- **Given instruction**
Using the records that follow, copy every line containing the word "المثقف".

Start of Records supplied

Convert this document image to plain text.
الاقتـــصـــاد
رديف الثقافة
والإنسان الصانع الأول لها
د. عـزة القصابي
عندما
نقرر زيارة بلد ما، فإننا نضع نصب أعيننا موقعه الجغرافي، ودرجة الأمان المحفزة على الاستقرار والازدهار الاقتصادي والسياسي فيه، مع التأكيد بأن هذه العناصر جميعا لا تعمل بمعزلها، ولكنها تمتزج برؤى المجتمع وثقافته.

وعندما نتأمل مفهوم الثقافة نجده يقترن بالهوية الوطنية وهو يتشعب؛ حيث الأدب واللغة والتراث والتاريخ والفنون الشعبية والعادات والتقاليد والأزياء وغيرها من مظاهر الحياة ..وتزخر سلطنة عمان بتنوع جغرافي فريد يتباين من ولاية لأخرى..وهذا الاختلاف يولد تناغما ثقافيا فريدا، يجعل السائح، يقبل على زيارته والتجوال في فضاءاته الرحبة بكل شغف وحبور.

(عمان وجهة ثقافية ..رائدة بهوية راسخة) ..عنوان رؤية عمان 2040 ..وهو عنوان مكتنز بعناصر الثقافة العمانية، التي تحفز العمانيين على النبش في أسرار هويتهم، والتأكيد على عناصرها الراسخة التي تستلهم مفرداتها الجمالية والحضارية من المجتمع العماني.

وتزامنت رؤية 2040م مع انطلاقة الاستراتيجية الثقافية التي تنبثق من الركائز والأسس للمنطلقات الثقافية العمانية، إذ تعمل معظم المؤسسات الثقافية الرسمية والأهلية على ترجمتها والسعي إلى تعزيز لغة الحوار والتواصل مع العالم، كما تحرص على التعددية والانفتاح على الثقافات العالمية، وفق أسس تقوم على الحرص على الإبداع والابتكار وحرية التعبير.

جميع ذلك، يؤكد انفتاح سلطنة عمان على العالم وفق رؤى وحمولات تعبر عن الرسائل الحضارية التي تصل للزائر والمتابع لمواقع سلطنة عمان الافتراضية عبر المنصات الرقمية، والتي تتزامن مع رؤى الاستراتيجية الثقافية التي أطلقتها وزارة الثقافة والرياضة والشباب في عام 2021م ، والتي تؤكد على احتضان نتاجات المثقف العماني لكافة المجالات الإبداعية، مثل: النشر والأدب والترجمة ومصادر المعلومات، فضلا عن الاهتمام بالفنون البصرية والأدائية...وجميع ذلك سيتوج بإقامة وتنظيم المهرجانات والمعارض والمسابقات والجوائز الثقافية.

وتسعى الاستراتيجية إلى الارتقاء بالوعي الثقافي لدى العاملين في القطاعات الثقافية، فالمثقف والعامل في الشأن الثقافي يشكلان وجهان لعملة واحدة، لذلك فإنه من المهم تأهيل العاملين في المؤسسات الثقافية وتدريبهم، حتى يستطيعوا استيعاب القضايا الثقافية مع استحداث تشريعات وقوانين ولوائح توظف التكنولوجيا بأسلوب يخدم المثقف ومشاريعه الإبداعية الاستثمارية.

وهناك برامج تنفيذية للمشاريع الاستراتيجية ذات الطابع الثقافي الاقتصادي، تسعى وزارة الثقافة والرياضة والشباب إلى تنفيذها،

End of Records supplied

- **The result**
جميع ذلك، يؤكد انفتاح سلطنة عمان على العالم وفق رؤى وحمولات تعبر عن الرسائل الحضارية التي تصل للزائر والمتابع لمواقع سلطنة عمان الافتراضية عبر المنصات الرقمية، والتي تتزامن مع رؤى الاستراتيجية الثقافية التي أطلقتها وزارة الثقافة والرياضة والشباب في عام 2021م ، والتي تؤكد على احتضان نتاجات المثقف العماني لكافة المجالات الإبداعية، مثل: النشر والأدب والترجمة ومصادر المعلومات، فضلا عن الاهتمام بالفنون البصرية والأدائية...وجميع ذلك سيتوج بإقامة وتنظيم المهرجانات والمعارض والمسابقات والجوائز الثقافية.
وتسعى الاستراتيجية إلى الارتقاء بالوعي الثقافي لدى العاملين في القطاعات الثقافية، فالمثقف والعامل في الشأن الثقافي يشكلان وجهان لعملة واحدة، لذلك فإنه من المهم تأهيل العاملين في المؤسسات الثقافية وتدريبهم، حتى يستطيعوا استيعاب القضايا الثقافية مع استحداث تشريعات وقوانين ولوائح توظف التكنولوجيا بأسلوب يخدم المثقف ومشاريعه الإبداعية الاستثمارية.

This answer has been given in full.